# START OF Data supplied
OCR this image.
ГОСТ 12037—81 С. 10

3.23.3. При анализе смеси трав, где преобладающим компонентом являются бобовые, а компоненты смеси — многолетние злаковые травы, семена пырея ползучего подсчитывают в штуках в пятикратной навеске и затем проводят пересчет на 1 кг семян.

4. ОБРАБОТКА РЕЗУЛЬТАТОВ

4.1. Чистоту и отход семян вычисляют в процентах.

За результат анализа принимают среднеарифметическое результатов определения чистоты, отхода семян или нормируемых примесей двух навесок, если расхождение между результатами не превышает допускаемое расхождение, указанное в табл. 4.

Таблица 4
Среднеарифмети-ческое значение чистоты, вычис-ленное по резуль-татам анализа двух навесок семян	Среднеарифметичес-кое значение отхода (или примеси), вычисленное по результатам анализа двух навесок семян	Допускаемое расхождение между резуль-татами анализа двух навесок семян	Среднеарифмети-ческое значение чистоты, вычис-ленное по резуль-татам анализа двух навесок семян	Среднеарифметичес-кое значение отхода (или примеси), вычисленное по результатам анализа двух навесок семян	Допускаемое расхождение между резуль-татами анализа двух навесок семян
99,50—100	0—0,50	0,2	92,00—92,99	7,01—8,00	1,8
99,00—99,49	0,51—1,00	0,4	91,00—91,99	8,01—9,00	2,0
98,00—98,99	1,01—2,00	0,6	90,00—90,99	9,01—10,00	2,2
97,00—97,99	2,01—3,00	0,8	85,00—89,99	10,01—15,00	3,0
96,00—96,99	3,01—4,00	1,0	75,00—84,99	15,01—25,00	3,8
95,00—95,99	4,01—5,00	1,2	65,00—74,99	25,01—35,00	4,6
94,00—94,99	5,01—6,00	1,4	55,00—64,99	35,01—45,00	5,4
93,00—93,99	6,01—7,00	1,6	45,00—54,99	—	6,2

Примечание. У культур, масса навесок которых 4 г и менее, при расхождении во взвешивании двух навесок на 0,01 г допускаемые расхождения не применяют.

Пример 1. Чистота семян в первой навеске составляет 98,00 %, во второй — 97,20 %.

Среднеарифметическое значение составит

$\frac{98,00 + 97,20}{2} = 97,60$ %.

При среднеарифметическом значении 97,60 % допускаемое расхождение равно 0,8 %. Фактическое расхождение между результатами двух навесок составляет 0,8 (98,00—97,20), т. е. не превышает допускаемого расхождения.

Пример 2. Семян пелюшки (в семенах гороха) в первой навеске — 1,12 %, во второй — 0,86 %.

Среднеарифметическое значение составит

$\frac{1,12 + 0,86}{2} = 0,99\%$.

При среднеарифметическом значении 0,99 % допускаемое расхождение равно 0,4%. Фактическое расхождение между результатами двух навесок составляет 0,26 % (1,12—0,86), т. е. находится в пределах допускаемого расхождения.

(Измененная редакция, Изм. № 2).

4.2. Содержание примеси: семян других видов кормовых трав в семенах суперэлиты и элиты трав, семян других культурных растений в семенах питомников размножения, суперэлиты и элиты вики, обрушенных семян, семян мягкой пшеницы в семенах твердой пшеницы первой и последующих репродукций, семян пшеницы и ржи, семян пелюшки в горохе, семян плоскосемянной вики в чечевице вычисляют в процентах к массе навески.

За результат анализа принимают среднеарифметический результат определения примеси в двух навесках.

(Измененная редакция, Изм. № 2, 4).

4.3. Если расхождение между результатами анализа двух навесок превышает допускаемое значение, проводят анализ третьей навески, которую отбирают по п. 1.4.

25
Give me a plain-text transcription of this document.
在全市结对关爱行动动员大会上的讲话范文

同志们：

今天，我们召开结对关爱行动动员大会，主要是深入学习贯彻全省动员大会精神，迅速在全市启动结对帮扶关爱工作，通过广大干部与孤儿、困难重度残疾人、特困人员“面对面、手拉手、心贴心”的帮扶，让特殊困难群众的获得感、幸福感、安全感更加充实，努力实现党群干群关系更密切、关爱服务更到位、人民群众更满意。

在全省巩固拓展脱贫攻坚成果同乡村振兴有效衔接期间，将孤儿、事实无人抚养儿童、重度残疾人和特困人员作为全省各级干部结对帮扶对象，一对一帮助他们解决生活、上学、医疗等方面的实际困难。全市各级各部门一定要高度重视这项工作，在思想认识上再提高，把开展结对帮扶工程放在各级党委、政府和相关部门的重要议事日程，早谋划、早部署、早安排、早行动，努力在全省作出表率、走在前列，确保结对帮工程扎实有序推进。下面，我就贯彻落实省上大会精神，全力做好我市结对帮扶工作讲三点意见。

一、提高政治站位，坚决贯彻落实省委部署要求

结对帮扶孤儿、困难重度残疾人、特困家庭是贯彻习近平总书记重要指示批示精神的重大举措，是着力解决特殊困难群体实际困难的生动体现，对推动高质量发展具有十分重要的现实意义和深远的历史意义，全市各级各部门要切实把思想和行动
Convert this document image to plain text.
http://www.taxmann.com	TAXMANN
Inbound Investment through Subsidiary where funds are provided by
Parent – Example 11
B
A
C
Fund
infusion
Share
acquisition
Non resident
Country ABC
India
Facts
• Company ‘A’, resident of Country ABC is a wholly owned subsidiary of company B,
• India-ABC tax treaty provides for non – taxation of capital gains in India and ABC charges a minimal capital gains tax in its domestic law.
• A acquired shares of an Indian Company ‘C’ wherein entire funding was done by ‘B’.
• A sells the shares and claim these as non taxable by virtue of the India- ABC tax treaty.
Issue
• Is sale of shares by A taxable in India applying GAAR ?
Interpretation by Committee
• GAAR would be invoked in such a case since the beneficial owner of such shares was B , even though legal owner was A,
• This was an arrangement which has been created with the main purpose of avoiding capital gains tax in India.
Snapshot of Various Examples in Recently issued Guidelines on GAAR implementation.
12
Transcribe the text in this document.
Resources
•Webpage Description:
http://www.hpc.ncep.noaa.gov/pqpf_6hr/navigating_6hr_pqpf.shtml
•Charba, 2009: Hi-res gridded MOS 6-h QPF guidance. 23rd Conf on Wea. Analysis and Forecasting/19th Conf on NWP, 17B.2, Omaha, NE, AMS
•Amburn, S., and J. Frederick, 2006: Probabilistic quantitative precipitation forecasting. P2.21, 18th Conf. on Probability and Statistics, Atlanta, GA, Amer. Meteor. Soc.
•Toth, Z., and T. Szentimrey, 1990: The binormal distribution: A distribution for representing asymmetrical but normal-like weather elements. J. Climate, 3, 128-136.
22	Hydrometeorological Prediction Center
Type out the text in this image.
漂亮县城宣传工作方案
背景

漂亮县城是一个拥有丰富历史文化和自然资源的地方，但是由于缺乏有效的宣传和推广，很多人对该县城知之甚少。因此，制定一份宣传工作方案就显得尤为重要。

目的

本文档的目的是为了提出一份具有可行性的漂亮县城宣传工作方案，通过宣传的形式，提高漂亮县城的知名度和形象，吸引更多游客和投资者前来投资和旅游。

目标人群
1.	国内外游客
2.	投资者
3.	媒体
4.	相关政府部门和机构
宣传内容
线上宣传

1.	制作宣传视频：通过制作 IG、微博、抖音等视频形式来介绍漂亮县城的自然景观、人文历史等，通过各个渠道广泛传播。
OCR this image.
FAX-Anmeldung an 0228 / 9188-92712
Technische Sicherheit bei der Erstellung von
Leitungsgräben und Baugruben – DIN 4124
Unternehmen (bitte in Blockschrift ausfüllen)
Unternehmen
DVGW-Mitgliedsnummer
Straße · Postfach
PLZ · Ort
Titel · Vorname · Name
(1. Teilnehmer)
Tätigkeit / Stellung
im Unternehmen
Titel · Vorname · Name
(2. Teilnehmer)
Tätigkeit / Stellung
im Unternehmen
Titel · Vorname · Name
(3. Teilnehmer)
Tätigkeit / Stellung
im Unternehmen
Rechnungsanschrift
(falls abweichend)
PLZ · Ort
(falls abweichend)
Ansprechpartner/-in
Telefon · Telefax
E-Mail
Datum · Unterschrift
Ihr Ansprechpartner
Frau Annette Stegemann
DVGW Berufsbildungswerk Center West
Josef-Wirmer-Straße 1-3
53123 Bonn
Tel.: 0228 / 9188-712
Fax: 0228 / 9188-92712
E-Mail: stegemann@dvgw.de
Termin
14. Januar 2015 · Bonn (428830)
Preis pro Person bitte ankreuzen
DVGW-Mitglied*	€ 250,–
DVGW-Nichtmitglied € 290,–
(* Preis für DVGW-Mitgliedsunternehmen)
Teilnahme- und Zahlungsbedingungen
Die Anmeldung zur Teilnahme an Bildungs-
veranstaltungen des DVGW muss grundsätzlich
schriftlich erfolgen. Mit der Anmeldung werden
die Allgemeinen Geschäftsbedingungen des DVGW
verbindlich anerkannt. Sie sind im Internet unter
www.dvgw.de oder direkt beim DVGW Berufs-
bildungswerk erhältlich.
# END OF Data supplied
**Task brief:** Output nothing but the number of lines in the data containing the string "gains".

**Solved problem:** 2